Gather all lines with "Sussi" from the records.

....

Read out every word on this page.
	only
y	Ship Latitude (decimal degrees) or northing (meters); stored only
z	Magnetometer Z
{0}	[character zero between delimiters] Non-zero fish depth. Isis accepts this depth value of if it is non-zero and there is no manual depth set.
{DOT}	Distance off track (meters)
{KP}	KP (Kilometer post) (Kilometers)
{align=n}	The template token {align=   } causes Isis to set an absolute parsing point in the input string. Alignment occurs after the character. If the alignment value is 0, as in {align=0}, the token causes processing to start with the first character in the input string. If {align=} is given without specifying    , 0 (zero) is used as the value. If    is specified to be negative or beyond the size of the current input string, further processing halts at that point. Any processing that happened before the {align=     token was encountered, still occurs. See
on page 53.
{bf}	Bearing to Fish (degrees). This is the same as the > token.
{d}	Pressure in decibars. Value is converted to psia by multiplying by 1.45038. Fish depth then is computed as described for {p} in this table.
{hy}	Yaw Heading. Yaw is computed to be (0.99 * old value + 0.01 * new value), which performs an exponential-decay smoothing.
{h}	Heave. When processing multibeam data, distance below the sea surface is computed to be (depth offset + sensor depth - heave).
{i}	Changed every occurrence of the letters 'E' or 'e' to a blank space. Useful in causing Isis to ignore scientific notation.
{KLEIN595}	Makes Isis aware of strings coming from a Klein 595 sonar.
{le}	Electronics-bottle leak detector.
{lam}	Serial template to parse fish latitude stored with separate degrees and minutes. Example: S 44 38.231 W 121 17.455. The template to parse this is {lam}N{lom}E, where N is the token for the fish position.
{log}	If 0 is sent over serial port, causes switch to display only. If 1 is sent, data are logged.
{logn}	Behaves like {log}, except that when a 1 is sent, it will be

....

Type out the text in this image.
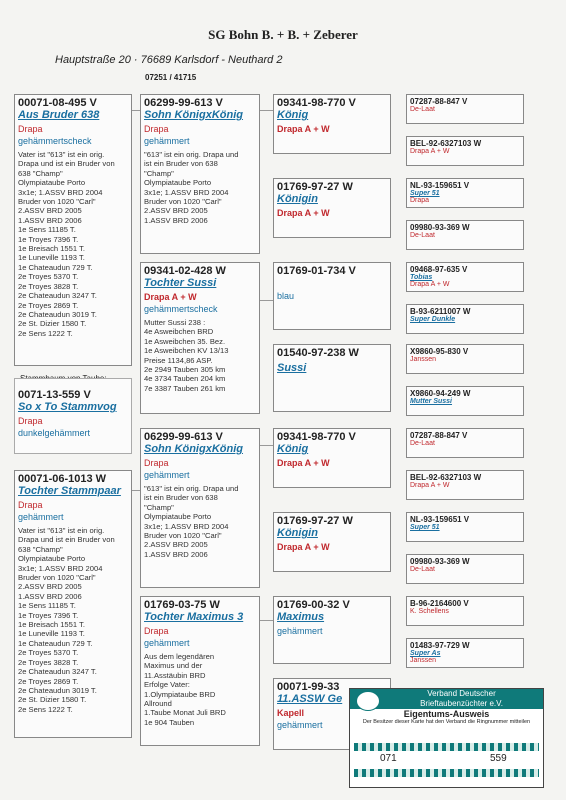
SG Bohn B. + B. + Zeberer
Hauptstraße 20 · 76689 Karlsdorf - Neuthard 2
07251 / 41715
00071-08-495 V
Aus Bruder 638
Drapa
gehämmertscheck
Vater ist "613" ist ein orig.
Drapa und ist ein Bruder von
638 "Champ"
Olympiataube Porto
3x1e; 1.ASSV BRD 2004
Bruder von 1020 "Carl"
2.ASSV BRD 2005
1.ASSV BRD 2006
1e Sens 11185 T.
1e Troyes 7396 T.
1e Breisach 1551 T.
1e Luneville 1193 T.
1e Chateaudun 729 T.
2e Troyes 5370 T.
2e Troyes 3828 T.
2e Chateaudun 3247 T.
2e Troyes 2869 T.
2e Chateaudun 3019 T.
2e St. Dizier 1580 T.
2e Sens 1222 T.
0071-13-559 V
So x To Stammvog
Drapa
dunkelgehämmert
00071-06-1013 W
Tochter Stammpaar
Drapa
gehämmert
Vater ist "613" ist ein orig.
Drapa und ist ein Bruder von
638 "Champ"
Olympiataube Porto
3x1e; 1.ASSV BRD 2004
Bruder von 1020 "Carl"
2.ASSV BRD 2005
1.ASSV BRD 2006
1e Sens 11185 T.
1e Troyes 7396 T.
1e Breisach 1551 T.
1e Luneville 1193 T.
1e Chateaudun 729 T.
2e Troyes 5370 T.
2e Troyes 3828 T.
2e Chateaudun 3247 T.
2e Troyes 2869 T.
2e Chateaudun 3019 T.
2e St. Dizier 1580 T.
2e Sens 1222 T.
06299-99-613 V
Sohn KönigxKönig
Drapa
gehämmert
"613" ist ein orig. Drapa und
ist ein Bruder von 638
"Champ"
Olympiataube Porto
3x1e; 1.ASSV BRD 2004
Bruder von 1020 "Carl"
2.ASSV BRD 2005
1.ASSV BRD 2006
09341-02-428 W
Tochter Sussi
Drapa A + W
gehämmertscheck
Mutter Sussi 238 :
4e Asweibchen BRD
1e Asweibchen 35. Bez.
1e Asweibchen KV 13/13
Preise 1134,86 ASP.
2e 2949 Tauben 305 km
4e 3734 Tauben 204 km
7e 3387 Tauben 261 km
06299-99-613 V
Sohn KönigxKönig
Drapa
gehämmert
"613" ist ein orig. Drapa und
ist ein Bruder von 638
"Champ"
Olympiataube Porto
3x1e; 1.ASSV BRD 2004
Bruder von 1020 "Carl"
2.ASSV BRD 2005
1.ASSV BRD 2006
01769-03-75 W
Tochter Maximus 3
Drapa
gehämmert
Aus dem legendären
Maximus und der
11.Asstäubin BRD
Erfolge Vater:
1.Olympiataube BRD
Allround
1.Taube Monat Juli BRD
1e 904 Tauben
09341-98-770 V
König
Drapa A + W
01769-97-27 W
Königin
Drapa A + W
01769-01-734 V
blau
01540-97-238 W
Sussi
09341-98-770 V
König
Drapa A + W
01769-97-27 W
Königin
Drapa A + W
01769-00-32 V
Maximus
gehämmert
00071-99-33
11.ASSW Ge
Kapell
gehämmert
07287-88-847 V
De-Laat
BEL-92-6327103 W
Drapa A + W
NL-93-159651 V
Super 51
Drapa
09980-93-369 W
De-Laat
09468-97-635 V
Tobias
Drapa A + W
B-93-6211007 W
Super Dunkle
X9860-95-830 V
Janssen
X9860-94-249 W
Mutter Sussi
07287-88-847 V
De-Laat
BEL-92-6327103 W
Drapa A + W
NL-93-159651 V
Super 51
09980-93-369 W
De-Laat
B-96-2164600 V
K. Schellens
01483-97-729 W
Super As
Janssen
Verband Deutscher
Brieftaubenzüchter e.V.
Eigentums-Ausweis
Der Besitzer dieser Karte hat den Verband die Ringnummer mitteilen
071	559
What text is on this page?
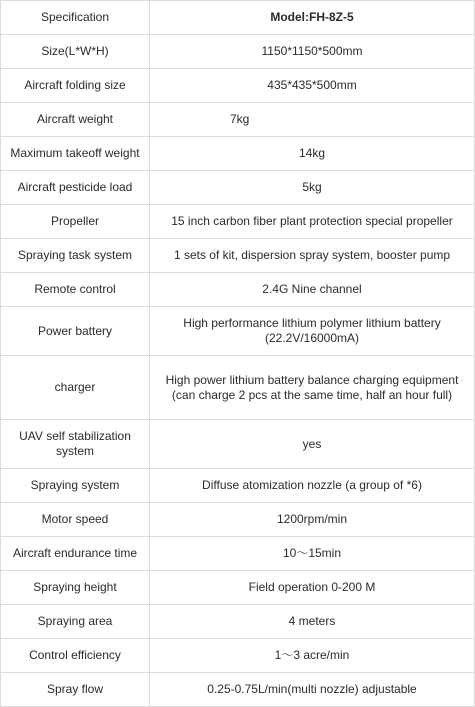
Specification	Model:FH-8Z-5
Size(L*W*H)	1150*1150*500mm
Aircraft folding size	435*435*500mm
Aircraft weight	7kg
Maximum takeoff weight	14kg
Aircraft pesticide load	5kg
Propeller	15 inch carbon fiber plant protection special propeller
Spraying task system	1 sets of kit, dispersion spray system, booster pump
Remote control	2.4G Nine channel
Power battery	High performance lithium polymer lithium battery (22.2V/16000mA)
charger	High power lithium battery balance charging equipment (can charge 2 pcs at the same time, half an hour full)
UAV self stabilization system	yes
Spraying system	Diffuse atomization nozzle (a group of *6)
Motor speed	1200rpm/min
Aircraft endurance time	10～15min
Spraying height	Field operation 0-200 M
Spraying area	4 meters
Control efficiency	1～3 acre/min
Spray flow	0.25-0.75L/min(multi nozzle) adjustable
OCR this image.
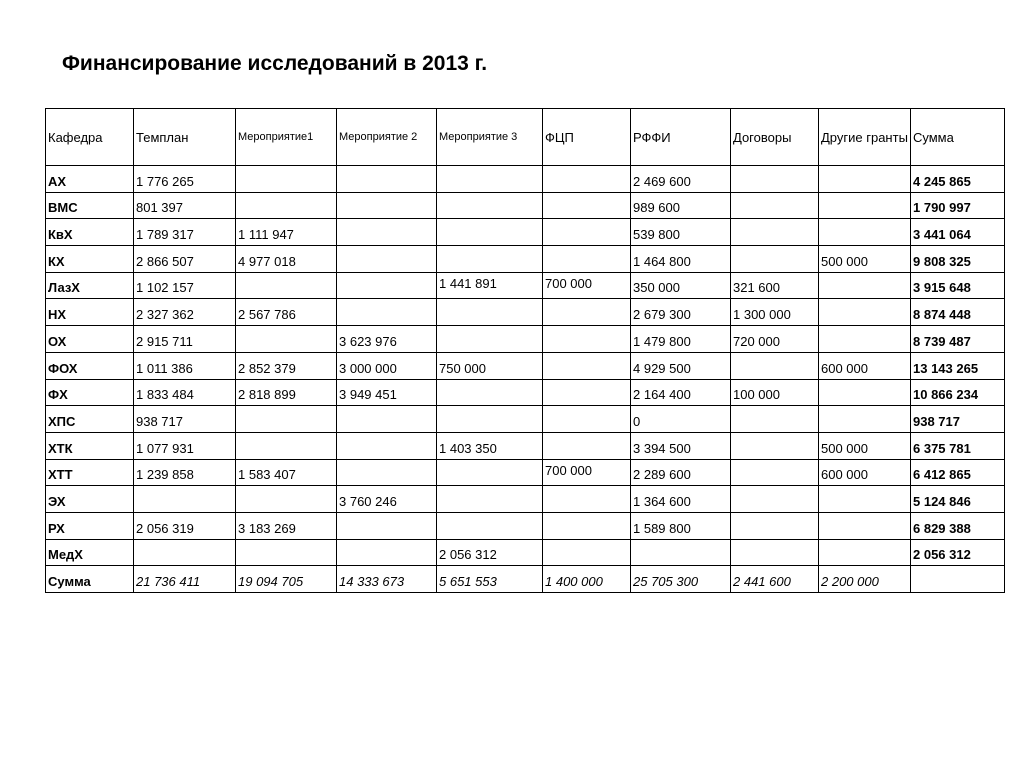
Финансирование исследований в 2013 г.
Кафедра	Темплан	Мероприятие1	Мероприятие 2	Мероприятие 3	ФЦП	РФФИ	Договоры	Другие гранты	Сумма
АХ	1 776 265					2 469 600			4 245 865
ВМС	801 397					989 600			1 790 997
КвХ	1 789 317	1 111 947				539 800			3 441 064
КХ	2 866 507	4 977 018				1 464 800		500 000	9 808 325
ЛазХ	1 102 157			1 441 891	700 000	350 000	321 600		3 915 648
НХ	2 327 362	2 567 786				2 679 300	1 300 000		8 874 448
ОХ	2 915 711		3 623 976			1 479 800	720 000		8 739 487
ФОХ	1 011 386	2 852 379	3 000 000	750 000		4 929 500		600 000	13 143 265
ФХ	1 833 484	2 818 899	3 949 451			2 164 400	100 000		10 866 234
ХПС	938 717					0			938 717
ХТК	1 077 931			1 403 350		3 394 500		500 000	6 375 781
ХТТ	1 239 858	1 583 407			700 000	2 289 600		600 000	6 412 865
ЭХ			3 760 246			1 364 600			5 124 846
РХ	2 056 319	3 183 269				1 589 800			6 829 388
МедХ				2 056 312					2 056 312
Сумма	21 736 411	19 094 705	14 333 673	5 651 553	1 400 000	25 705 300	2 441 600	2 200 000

....

*Result of this task:*
Tochter Sussi
Mutter Sussi 238 :
Sussi
Mutter Sussi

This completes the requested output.